Input records
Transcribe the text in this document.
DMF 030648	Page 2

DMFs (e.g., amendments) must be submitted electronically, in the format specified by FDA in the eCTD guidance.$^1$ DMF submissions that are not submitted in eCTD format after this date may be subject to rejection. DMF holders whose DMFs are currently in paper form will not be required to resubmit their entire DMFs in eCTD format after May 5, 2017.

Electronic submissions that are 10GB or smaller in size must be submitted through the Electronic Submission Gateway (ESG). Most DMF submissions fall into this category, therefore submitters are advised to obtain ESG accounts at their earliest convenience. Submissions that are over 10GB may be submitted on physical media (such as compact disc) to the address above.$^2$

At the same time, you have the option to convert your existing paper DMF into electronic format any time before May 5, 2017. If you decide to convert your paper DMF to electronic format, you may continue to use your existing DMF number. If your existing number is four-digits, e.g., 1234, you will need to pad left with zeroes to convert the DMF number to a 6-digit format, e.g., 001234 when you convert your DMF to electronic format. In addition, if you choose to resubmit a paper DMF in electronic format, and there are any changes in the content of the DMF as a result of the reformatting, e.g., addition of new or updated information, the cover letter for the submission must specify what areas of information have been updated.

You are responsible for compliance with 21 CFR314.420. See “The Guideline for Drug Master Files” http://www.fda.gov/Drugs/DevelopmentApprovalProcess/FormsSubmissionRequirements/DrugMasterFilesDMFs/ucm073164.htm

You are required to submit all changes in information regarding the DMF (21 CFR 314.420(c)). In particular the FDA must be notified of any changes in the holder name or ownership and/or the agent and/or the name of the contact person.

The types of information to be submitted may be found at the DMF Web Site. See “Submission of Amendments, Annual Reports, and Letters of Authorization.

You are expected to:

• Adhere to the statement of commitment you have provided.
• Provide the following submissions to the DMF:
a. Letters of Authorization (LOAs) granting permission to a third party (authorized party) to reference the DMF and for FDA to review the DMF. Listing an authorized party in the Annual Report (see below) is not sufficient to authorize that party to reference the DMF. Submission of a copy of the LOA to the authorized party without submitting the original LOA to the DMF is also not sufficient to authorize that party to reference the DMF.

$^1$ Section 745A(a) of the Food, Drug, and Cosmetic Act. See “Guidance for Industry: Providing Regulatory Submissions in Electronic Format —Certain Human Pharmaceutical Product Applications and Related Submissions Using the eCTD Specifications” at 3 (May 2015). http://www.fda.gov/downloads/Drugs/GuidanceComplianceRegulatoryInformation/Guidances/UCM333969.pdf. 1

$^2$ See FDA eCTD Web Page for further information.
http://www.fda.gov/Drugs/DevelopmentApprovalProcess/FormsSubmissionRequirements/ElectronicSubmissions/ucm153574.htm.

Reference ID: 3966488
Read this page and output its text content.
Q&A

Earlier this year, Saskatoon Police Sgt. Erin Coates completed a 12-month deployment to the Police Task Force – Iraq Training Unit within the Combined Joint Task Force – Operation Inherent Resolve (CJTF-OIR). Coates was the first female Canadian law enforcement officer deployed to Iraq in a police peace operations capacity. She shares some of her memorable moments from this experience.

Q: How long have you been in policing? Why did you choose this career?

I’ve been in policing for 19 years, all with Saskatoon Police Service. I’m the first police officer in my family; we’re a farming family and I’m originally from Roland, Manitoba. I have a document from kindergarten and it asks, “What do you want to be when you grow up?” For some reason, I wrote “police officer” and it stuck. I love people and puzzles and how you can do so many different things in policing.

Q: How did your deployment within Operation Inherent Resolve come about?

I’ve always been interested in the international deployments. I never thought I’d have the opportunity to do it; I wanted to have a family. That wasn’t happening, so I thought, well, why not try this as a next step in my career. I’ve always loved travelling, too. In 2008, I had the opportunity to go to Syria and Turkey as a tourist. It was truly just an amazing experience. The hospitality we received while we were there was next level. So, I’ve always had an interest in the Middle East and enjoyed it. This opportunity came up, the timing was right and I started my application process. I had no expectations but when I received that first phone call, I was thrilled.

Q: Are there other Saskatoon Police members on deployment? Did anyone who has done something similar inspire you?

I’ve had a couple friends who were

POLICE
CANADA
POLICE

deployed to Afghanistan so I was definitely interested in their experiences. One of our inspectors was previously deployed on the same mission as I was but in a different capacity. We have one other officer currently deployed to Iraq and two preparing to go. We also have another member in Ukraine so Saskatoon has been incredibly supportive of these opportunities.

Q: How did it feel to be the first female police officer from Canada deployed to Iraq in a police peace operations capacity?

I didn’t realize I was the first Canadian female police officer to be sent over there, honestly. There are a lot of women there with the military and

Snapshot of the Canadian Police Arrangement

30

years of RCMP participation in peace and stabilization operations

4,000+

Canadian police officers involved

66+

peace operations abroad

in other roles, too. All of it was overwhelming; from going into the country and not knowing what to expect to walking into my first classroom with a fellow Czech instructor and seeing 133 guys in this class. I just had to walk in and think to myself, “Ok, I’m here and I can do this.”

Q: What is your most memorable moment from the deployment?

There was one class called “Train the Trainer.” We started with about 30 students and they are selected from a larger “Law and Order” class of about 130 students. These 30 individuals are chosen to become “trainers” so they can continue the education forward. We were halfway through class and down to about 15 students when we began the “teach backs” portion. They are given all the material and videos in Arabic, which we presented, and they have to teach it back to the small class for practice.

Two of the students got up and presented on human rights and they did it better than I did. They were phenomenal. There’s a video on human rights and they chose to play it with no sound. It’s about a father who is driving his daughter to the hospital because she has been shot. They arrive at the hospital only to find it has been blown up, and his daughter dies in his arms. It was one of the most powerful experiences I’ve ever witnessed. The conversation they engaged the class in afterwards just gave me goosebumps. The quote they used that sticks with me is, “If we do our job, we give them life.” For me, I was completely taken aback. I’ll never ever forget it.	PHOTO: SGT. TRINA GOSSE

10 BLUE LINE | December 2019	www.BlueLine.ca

Your task
From the records above, report the count of lines containing "Drugs" and nothing more.

Result of this task
3